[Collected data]
============================================================

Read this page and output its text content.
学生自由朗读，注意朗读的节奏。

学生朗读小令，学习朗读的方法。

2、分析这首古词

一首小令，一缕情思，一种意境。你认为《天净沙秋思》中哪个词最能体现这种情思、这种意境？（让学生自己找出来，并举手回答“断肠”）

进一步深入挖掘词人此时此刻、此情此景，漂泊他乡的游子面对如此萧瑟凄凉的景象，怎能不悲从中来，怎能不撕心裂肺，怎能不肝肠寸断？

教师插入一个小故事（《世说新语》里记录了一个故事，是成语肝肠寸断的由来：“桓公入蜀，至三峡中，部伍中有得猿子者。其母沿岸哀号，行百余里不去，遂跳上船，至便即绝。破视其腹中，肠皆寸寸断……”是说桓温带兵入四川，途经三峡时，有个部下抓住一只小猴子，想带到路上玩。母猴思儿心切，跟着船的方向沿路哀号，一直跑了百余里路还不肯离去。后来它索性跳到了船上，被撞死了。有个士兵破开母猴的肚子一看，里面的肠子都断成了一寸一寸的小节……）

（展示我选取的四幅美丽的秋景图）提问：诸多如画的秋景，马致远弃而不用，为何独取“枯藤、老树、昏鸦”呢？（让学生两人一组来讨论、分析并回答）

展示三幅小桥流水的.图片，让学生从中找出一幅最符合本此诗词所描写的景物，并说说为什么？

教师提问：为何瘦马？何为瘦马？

============================================================

- Set exercise
Write the material out again in its entirety, exactly as shown.

- Answer for this exercise
Read this page and output its text content.
学生自由朗读，注意朗读的节奏。

学生朗读小令，学习朗读的方法。

2、分析这首古词

一首小令，一缕情思，一种意境。你认为《天净沙秋思》中哪个词最能体现这种情思、这种意境？（让学生自己找出来，并举手回答“断肠”）

进一步深入挖掘词人此时此刻、此情此景，漂泊他乡的游子面对如此萧瑟凄凉的景象，怎能不悲从中来，怎能不撕心裂肺，怎能不肝肠寸断？

教师插入一个小故事（《世说新语》里记录了一个故事，是成语肝肠寸断的由来：“桓公入蜀，至三峡中，部伍中有得猿子者。其母沿岸哀号，行百余里不去，遂跳上船，至便即绝。破视其腹中，肠皆寸寸断……”是说桓温带兵入四川，途经三峡时，有个部下抓住一只小猴子，想带到路上玩。母猴思儿心切，跟着船的方向沿路哀号，一直跑了百余里路还不肯离去。后来它索性跳到了船上，被撞死了。有个士兵破开母猴的肚子一看，里面的肠子都断成了一寸一寸的小节……）

（展示我选取的四幅美丽的秋景图）提问：诸多如画的秋景，马致远弃而不用，为何独取“枯藤、老树、昏鸦”呢？（让学生两人一组来讨论、分析并回答）

展示三幅小桥流水的.图片，让学生从中找出一幅最符合本此诗词所描写的景物，并说说为什么？

教师提问：为何瘦马？何为瘦马？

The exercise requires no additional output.